## TASK GOAL
Copy all the material that follows, keeping every character the same.

-------- PROVIDED ENTRIES --------

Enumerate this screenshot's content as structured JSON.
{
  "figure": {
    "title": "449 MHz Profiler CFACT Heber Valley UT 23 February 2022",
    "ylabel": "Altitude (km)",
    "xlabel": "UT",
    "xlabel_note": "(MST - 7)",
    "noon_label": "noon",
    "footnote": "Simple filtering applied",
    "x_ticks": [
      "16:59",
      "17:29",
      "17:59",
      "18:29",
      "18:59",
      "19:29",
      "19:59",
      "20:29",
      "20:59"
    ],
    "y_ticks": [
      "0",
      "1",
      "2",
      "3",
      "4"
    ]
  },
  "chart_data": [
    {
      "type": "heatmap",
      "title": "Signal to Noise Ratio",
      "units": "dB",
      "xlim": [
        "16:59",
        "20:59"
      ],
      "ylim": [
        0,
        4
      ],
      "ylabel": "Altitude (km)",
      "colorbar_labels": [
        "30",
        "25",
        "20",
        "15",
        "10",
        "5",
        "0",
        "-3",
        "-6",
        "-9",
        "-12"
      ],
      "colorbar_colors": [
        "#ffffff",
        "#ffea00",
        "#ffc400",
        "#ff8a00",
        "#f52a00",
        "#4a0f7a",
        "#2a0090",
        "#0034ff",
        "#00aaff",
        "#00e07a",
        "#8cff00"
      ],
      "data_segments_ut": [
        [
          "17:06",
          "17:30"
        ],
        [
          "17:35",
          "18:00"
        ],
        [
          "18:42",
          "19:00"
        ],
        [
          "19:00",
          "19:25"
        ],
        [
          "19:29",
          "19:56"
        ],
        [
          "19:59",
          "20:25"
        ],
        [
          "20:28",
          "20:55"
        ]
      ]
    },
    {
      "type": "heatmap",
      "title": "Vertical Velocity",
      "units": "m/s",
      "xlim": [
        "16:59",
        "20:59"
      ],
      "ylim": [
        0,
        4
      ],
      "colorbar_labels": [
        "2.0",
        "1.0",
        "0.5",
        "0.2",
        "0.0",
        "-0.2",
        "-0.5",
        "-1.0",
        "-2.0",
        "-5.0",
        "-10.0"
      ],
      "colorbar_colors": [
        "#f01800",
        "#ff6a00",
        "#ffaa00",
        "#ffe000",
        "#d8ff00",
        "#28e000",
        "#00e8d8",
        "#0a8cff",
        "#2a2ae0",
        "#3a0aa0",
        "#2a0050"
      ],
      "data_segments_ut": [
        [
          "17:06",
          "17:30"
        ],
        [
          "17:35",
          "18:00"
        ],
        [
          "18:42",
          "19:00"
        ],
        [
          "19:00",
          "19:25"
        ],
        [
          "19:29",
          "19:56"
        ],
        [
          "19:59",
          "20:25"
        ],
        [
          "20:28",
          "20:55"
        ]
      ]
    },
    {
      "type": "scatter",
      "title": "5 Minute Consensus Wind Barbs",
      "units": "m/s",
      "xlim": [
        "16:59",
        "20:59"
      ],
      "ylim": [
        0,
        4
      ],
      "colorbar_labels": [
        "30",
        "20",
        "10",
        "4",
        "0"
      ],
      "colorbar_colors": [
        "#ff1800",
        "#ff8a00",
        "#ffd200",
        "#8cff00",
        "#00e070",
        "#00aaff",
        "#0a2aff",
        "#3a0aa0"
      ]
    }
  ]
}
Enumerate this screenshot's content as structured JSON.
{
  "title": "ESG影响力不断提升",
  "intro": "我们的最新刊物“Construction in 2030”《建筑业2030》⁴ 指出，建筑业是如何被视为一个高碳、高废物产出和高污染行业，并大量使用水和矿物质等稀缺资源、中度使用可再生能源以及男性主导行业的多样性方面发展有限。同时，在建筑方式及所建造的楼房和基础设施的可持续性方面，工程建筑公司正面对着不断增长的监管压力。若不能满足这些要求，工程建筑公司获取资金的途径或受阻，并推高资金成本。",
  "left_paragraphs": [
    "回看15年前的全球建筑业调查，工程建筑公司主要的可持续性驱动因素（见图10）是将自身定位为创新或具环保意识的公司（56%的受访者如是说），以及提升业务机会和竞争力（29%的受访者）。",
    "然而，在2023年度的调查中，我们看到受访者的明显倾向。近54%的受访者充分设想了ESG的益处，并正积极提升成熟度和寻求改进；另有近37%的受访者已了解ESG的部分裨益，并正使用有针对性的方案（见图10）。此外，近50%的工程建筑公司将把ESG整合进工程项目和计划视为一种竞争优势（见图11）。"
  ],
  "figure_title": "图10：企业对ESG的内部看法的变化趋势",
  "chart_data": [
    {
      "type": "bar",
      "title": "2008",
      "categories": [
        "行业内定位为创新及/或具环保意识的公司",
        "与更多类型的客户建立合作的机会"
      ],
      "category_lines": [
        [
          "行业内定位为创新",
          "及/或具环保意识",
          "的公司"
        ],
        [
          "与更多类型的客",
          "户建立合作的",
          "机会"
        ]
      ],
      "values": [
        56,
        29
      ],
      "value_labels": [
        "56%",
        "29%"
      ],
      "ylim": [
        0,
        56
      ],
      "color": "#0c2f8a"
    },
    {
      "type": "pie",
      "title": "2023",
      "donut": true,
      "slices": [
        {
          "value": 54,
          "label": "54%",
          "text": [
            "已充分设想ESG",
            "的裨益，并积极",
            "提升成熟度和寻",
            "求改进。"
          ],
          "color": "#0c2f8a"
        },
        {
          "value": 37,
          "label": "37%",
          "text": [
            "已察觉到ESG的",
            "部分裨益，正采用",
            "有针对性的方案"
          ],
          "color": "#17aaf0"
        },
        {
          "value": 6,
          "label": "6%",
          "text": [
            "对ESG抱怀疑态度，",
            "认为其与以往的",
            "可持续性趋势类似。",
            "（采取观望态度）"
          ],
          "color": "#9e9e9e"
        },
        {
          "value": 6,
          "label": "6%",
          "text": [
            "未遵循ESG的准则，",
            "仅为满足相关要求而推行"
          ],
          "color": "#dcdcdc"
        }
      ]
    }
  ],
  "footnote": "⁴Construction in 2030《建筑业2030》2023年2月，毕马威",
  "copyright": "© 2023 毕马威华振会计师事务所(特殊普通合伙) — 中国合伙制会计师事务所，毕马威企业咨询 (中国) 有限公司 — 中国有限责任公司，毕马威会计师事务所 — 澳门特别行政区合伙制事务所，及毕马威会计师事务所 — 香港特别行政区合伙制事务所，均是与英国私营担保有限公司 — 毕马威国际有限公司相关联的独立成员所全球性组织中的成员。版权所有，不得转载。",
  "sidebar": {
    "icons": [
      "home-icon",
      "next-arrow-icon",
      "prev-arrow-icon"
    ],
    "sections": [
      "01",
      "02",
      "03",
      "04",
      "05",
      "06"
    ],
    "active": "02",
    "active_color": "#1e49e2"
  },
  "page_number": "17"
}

--------

## COMPLETED TASK
Enumerate this screenshot's content as structured JSON.
{
  "figure": {
    "title": "449 MHz Profiler CFACT Heber Valley UT 23 February 2022",
    "ylabel": "Altitude (km)",
    "xlabel": "UT",
    "xlabel_note": "(MST - 7)",
    "noon_label": "noon",
    "footnote": "Simple filtering applied",
    "x_ticks": [
      "16:59",
      "17:29",
      "17:59",
      "18:29",
      "18:59",
      "19:29",
      "19:59",
      "20:29",
      "20:59"
    ],
    "y_ticks": [
      "0",
      "1",
      "2",
      "3",
      "4"
    ]
  },
  "chart_data": [
    {
      "type": "heatmap",
      "title": "Signal to Noise Ratio",
      "units": "dB",
      "xlim": [
        "16:59",
        "20:59"
      ],
      "ylim": [
        0,
        4
      ],
      "ylabel": "Altitude (km)",
      "colorbar_labels": [
        "30",
        "25",
        "20",
        "15",
        "10",
        "5",
        "0",
        "-3",
        "-6",
        "-9",
        "-12"
      ],
      "colorbar_colors": [
        "#ffffff",
        "#ffea00",
        "#ffc400",
        "#ff8a00",
        "#f52a00",
        "#4a0f7a",
        "#2a0090",
        "#0034ff",
        "#00aaff",
        "#00e07a",
        "#8cff00"
      ],
      "data_segments_ut": [
        [
          "17:06",
          "17:30"
        ],
        [
          "17:35",
          "18:00"
        ],
        [
          "18:42",
          "19:00"
        ],
        [
          "19:00",
          "19:25"
        ],
        [
          "19:29",
          "19:56"
        ],
        [
          "19:59",
          "20:25"
        ],
        [
          "20:28",
          "20:55"
        ]
      ]
    },
    {
      "type": "heatmap",
      "title": "Vertical Velocity",
      "units": "m/s",
      "xlim": [
        "16:59",
        "20:59"
      ],
      "ylim": [
        0,
        4
      ],
      "colorbar_labels": [
        "2.0",
        "1.0",
        "0.5",
        "0.2",
        "0.0",
        "-0.2",
        "-0.5",
        "-1.0",
        "-2.0",
        "-5.0",
        "-10.0"
      ],
      "colorbar_colors": [
        "#f01800",
        "#ff6a00",
        "#ffaa00",
        "#ffe000",
        "#d8ff00",
        "#28e000",
        "#00e8d8",
        "#0a8cff",
        "#2a2ae0",
        "#3a0aa0",
        "#2a0050"
      ],
      "data_segments_ut": [
        [
          "17:06",
          "17:30"
        ],
        [
          "17:35",
          "18:00"
        ],
        [
          "18:42",
          "19:00"
        ],
        [
          "19:00",
          "19:25"
        ],
        [
          "19:29",
          "19:56"
        ],
        [
          "19:59",
          "20:25"
        ],
        [
          "20:28",
          "20:55"
        ]
      ]
    },
    {
      "type": "scatter",
      "title": "5 Minute Consensus Wind Barbs",
      "units": "m/s",
      "xlim": [
        "16:59",
        "20:59"
      ],
      "ylim": [
        0,
        4
      ],
      "colorbar_labels": [
        "30",
        "20",
        "10",
        "4",
        "0"
      ],
      "colorbar_colors": [
        "#ff1800",
        "#ff8a00",
        "#ffd200",
        "#8cff00",
        "#00e070",
        "#00aaff",
        "#0a2aff",
        "#3a0aa0"
      ]
    }
  ]
}
Enumerate this screenshot's content as structured JSON.
{
  "title": "ESG影响力不断提升",
  "intro": "我们的最新刊物“Construction in 2030”《建筑业2030》⁴ 指出，建筑业是如何被视为一个高碳、高废物产出和高污染行业，并大量使用水和矿物质等稀缺资源、中度使用可再生能源以及男性主导行业的多样性方面发展有限。同时，在建筑方式及所建造的楼房和基础设施的可持续性方面，工程建筑公司正面对着不断增长的监管压力。若不能满足这些要求，工程建筑公司获取资金的途径或受阻，并推高资金成本。",
  "left_paragraphs": [
    "回看15年前的全球建筑业调查，工程建筑公司主要的可持续性驱动因素（见图10）是将自身定位为创新或具环保意识的公司（56%的受访者如是说），以及提升业务机会和竞争力（29%的受访者）。",
    "然而，在2023年度的调查中，我们看到受访者的明显倾向。近54%的受访者充分设想了ESG的益处，并正积极提升成熟度和寻求改进；另有近37%的受访者已了解ESG的部分裨益，并正使用有针对性的方案（见图10）。此外，近50%的工程建筑公司将把ESG整合进工程项目和计划视为一种竞争优势（见图11）。"
  ],
  "figure_title": "图10：企业对ESG的内部看法的变化趋势",
  "chart_data": [
    {
      "type": "bar",
      "title": "2008",
      "categories": [
        "行业内定位为创新及/或具环保意识的公司",
        "与更多类型的客户建立合作的机会"
      ],
      "category_lines": [
        [
          "行业内定位为创新",
          "及/或具环保意识",
          "的公司"
        ],
        [
          "与更多类型的客",
          "户建立合作的",
          "机会"
        ]
      ],
      "values": [
        56,
        29
      ],
      "value_labels": [
        "56%",
        "29%"
      ],
      "ylim": [
        0,
        56
      ],
      "color": "#0c2f8a"
    },
    {
      "type": "pie",
      "title": "2023",
      "donut": true,
      "slices": [
        {
          "value": 54,
          "label": "54%",
          "text": [
            "已充分设想ESG",
            "的裨益，并积极",
            "提升成熟度和寻",
            "求改进。"
          ],
          "color": "#0c2f8a"
        },
        {
          "value": 37,
          "label": "37%",
          "text": [
            "已察觉到ESG的",
            "部分裨益，正采用",
            "有针对性的方案"
          ],
          "color": "#17aaf0"
        },
        {
          "value": 6,
          "label": "6%",
          "text": [
            "对ESG抱怀疑态度，",
            "认为其与以往的",
            "可持续性趋势类似。",
            "（采取观望态度）"
          ],
          "color": "#9e9e9e"
        },
        {
          "value": 6,
          "label": "6%",
          "text": [
            "未遵循ESG的准则，",
            "仅为满足相关要求而推行"
          ],
          "color": "#dcdcdc"
        }
      ]
    }
  ],
  "footnote": "⁴Construction in 2030《建筑业2030》2023年2月，毕马威",
  "copyright": "© 2023 毕马威华振会计师事务所(特殊普通合伙) — 中国合伙制会计师事务所，毕马威企业咨询 (中国) 有限公司 — 中国有限责任公司，毕马威会计师事务所 — 澳门特别行政区合伙制事务所，及毕马威会计师事务所 — 香港特别行政区合伙制事务所，均是与英国私营担保有限公司 — 毕马威国际有限公司相关联的独立成员所全球性组织中的成员。版权所有，不得转载。",
  "sidebar": {
    "icons": [
      "home-icon",
      "next-arrow-icon",
      "prev-arrow-icon"
    ],
    "sections": [
      "01",
      "02",
      "03",
      "04",
      "05",
      "06"
    ],
    "active": "02",
    "active_color": "#1e49e2"
  },
  "page_number": "17"
}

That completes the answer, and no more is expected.